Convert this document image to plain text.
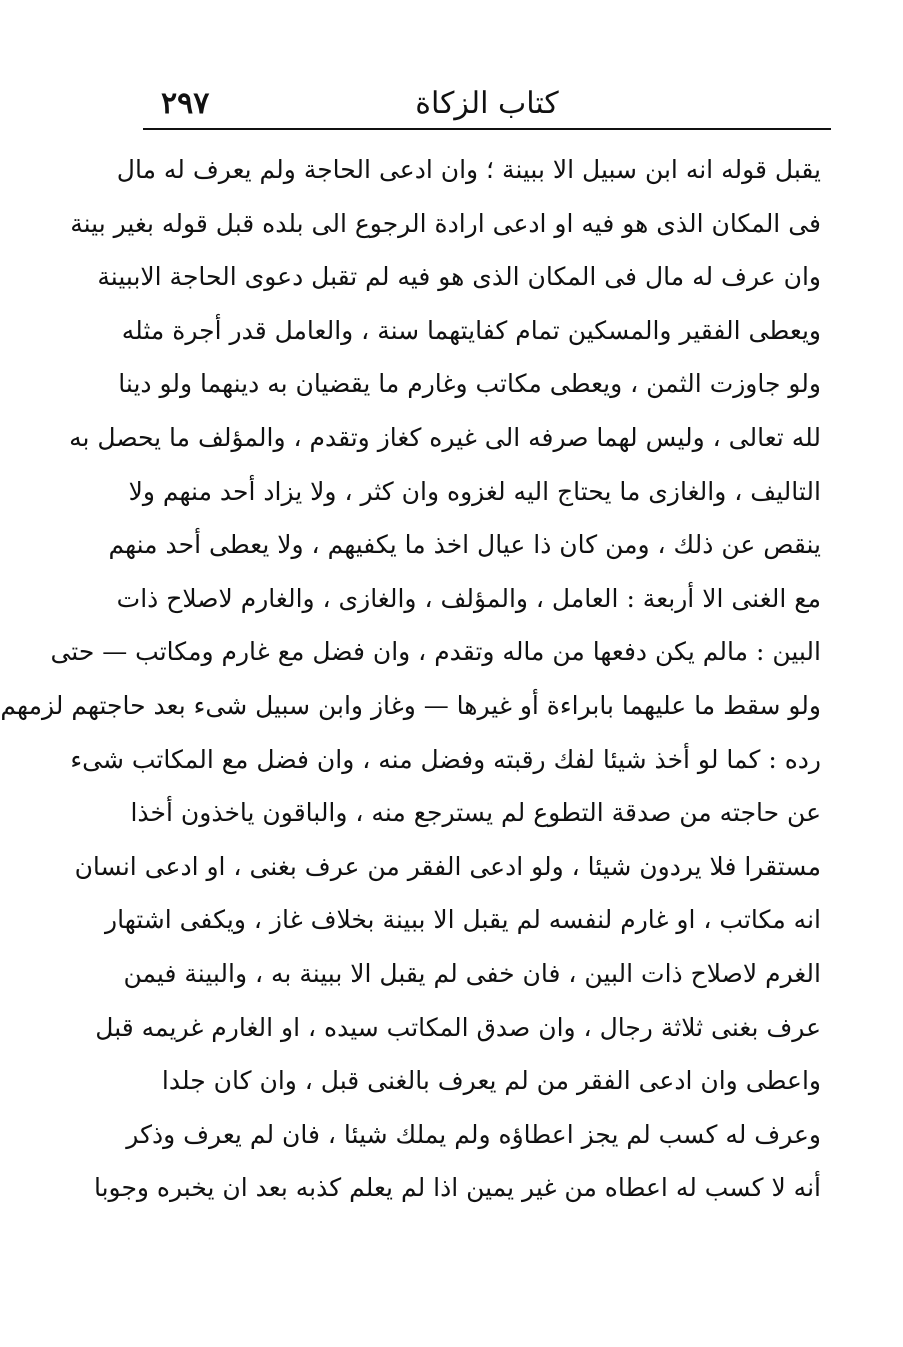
كتاب الزكاة
٢٩٧
يقبل قوله انه ابن سبيل الا ببينة ؛ وان ادعى الحاجة ولم يعرف له مال
فى المكان الذى هو فيه او ادعى ارادة الرجوع الى بلده قبل قوله بغير بينة
وان عرف له مال فى المكان الذى هو فيه لم تقبل دعوى الحاجة الاببينة
ويعطى الفقير والمسكين تمام كفايتهما سنة ، والعامل قدر أجرة مثله
ولو جاوزت الثمن ، ويعطى مكاتب وغارم ما يقضيان به دينهما ولو دينا
لله تعالى ، وليس لهما صرفه الى غيره كغاز وتقدم ، والمؤلف ما يحصل به
التاليف ، والغازى ما يحتاج اليه لغزوه وان كثر ، ولا يزاد أحد منهم ولا
ينقص عن ذلك ، ومن كان ذا عيال اخذ ما يكفيهم ، ولا يعطى أحد منهم
مع الغنى الا أربعة : العامل ، والمؤلف ، والغازى ، والغارم لاصلاح ذات
البين : مالم يكن دفعها من ماله وتقدم ، وان فضل مع غارم ومكاتب — حتى
ولو سقط ما عليهما بابراءة أو غيرها — وغاز وابن سبيل شىء بعد حاجتهم لزمهم
رده : كما لو أخذ شيئا لفك رقبته وفضل منه ، وان فضل مع المكاتب شىء
عن حاجته من صدقة التطوع لم يسترجع منه ، والباقون ياخذون أخذا
مستقرا فلا يردون شيئا ، ولو ادعى الفقر من عرف بغنى ، او ادعى انسان
انه مكاتب ، او غارم لنفسه لم يقبل الا ببينة بخلاف غاز ، ويكفى اشتهار
الغرم لاصلاح ذات البين ، فان خفى لم يقبل الا ببينة به ، والبينة فيمن
عرف بغنى ثلاثة رجال ، وان صدق المكاتب سيده ، او الغارم غريمه قبل
واعطى وان ادعى الفقر من لم يعرف بالغنى قبل ، وان كان جلدا
وعرف له كسب لم يجز اعطاؤه ولم يملك شيئا ، فان لم يعرف وذكر
أنه لا كسب له اعطاه من غير يمين اذا لم يعلم كذبه بعد ان يخبره وجوبا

* * *

• **WRITTEN EXERCISE**
Look for lines containing the string "ويعطى" and copy them all.

• **EXERCISE ANSWER**
ويعطى الفقير والمسكين تمام كفايتهما سنة ، والعامل قدر أجرة مثله
ولو جاوزت الثمن ، ويعطى مكاتب وغارم ما يقضيان به دينهما ولو دينا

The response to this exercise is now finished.